▶
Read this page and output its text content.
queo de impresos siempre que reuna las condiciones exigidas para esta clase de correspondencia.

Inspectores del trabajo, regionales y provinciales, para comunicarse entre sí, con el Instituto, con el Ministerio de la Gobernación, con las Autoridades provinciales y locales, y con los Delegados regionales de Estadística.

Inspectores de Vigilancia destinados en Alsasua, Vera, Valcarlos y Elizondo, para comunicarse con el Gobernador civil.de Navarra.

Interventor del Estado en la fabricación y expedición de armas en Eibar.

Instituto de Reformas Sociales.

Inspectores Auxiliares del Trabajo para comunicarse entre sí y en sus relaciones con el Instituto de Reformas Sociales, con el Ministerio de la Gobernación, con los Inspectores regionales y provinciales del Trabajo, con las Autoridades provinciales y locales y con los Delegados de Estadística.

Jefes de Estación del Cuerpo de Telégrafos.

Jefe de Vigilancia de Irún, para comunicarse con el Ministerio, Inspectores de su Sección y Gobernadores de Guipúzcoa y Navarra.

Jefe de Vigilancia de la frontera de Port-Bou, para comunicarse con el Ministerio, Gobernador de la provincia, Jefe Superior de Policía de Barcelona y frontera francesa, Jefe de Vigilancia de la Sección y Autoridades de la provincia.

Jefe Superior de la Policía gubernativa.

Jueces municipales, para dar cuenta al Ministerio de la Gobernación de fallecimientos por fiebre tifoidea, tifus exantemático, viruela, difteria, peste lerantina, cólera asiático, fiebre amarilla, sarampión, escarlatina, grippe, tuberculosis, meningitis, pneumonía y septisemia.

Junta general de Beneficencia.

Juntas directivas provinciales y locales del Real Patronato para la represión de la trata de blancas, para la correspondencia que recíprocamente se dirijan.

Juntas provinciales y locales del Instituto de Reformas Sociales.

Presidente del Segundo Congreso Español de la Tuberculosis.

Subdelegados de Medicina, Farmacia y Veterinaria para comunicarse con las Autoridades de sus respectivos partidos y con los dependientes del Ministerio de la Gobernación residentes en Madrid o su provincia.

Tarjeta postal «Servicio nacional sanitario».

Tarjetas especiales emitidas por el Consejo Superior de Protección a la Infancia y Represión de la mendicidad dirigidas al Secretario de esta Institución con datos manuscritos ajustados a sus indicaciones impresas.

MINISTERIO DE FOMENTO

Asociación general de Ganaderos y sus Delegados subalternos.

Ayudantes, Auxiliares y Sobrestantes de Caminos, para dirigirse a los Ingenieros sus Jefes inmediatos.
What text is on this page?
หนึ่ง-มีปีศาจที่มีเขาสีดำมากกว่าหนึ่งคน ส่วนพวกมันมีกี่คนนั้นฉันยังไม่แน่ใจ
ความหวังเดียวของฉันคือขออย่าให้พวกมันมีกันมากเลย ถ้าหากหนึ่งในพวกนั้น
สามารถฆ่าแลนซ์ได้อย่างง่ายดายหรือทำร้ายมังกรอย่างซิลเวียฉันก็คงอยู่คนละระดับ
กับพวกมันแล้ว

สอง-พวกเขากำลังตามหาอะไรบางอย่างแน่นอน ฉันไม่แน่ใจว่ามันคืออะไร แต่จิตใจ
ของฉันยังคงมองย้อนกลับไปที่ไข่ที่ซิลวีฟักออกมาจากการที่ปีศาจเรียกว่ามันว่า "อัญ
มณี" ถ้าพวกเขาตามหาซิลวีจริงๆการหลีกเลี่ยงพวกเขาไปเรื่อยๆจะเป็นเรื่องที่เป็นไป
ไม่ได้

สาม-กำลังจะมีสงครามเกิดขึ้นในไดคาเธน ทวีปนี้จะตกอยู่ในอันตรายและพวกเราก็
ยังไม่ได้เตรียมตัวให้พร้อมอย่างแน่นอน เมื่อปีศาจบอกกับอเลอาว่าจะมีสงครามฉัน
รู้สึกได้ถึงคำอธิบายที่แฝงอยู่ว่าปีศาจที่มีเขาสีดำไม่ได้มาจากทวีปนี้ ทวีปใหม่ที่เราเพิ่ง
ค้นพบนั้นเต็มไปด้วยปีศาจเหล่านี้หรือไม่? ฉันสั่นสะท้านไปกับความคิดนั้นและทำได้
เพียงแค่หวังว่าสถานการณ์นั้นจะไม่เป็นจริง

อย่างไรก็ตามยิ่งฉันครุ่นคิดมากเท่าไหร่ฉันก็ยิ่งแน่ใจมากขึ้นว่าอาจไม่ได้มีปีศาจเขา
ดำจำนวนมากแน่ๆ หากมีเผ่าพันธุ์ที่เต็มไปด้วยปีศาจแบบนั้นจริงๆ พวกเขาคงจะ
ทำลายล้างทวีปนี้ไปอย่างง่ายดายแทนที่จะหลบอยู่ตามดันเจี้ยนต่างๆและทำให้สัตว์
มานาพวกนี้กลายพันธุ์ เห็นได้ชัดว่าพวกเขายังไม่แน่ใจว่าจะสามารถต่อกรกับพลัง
◀
Find all lines with "this" in them and copy each one.

Read this page and output its text content.
What text is on this page?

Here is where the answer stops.